▸ **Request**
Return every line of the material exactly.

▸ **Input material**
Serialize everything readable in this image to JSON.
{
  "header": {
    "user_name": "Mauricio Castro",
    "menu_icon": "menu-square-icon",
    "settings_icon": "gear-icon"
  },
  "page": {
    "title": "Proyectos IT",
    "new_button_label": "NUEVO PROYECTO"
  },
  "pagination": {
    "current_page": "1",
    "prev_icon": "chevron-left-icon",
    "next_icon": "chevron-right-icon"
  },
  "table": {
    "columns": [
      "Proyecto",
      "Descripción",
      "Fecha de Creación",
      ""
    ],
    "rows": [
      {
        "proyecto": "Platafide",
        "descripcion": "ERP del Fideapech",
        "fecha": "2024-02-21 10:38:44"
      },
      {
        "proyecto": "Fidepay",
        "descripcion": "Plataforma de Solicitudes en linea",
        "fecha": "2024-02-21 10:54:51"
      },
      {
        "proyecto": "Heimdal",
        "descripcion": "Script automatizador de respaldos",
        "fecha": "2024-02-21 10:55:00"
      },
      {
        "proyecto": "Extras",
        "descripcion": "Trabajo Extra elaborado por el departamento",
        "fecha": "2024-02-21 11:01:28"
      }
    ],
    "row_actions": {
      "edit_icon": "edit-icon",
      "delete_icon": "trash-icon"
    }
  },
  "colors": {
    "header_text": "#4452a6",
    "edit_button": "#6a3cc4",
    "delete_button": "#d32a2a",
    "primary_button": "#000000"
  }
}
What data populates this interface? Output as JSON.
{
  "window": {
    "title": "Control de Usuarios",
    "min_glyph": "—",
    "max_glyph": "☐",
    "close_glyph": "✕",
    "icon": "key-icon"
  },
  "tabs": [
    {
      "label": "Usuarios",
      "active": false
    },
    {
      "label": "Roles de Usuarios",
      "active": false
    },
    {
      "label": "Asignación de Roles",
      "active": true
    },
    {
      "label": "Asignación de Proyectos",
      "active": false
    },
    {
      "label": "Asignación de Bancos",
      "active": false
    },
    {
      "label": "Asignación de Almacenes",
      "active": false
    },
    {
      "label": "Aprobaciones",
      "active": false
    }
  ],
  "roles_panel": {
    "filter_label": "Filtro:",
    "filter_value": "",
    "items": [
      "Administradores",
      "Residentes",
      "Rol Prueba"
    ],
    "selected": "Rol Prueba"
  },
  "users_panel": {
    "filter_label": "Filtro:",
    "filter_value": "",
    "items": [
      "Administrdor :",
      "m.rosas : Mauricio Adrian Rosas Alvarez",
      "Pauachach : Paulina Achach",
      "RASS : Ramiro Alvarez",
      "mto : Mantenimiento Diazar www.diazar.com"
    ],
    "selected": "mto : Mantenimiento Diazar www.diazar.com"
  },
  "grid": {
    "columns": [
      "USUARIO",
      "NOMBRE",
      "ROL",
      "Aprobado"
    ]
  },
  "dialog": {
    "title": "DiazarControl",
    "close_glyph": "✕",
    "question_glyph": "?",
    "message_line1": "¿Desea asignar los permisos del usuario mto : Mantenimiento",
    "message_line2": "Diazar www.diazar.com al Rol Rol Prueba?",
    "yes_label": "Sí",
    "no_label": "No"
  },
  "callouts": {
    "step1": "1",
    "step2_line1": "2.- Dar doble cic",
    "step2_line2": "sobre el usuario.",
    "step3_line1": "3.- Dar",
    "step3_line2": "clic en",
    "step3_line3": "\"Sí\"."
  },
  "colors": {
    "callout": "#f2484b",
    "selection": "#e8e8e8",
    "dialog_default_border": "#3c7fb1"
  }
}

▸ **Exercise result**
Serialize everything readable in this image to JSON.
{
  "header": {
    "user_name": "Mauricio Castro",
    "menu_icon": "menu-square-icon",
    "settings_icon": "gear-icon"
  },
  "page": {
    "title": "Proyectos IT",
    "new_button_label": "NUEVO PROYECTO"
  },
  "pagination": {
    "current_page": "1",
    "prev_icon": "chevron-left-icon",
    "next_icon": "chevron-right-icon"
  },
  "table": {
    "columns": [
      "Proyecto",
      "Descripción",
      "Fecha de Creación",
      ""
    ],
    "rows": [
      {
        "proyecto": "Platafide",
        "descripcion": "ERP del Fideapech",
        "fecha": "2024-02-21 10:38:44"
      },
      {
        "proyecto": "Fidepay",
        "descripcion": "Plataforma de Solicitudes en linea",
        "fecha": "2024-02-21 10:54:51"
      },
      {
        "proyecto": "Heimdal",
        "descripcion": "Script automatizador de respaldos",
        "fecha": "2024-02-21 10:55:00"
      },
      {
        "proyecto": "Extras",
        "descripcion": "Trabajo Extra elaborado por el departamento",
        "fecha": "2024-02-21 11:01:28"
      }
    ],
    "row_actions": {
      "edit_icon": "edit-icon",
      "delete_icon": "trash-icon"
    }
  },
  "colors": {
    "header_text": "#4452a6",
    "edit_button": "#6a3cc4",
    "delete_button": "#d32a2a",
    "primary_button": "#000000"
  }
}
What data populates this interface? Output as JSON.
{
  "window": {
    "title": "Control de Usuarios",
    "min_glyph": "—",
    "max_glyph": "☐",
    "close_glyph": "✕",
    "icon": "key-icon"
  },
  "tabs": [
    {
      "label": "Usuarios",
      "active": false
    },
    {
      "label": "Roles de Usuarios",
      "active": false
    },
    {
      "label": "Asignación de Roles",
      "active": true
    },
    {
      "label": "Asignación de Proyectos",
      "active": false
    },
    {
      "label": "Asignación de Bancos",
      "active": false
    },
    {
      "label": "Asignación de Almacenes",
      "active": false
    },
    {
      "label": "Aprobaciones",
      "active": false
    }
  ],
  "roles_panel": {
    "filter_label": "Filtro:",
    "filter_value": "",
    "items": [
      "Administradores",
      "Residentes",
      "Rol Prueba"
    ],
    "selected": "Rol Prueba"
  },
  "users_panel": {
    "filter_label": "Filtro:",
    "filter_value": "",
    "items": [
      "Administrdor :",
      "m.rosas : Mauricio Adrian Rosas Alvarez",
      "Pauachach : Paulina Achach",
      "RASS : Ramiro Alvarez",
      "mto : Mantenimiento Diazar www.diazar.com"
    ],
    "selected": "mto : Mantenimiento Diazar www.diazar.com"
  },
  "grid": {
    "columns": [
      "USUARIO",
      "NOMBRE",
      "ROL",
      "Aprobado"
    ]
  },
  "dialog": {
    "title": "DiazarControl",
    "close_glyph": "✕",
    "question_glyph": "?",
    "message_line1": "¿Desea asignar los permisos del usuario mto : Mantenimiento",
    "message_line2": "Diazar www.diazar.com al Rol Rol Prueba?",
    "yes_label": "Sí",
    "no_label": "No"
  },
  "callouts": {
    "step1": "1",
    "step2_line1": "2.- Dar doble cic",
    "step2_line2": "sobre el usuario.",
    "step3_line1": "3.- Dar",
    "step3_line2": "clic en",
    "step3_line3": "\"Sí\"."
  },
  "colors": {
    "callout": "#f2484b",
    "selection": "#e8e8e8",
    "dialog_default_border": "#3c7fb1"
  }
}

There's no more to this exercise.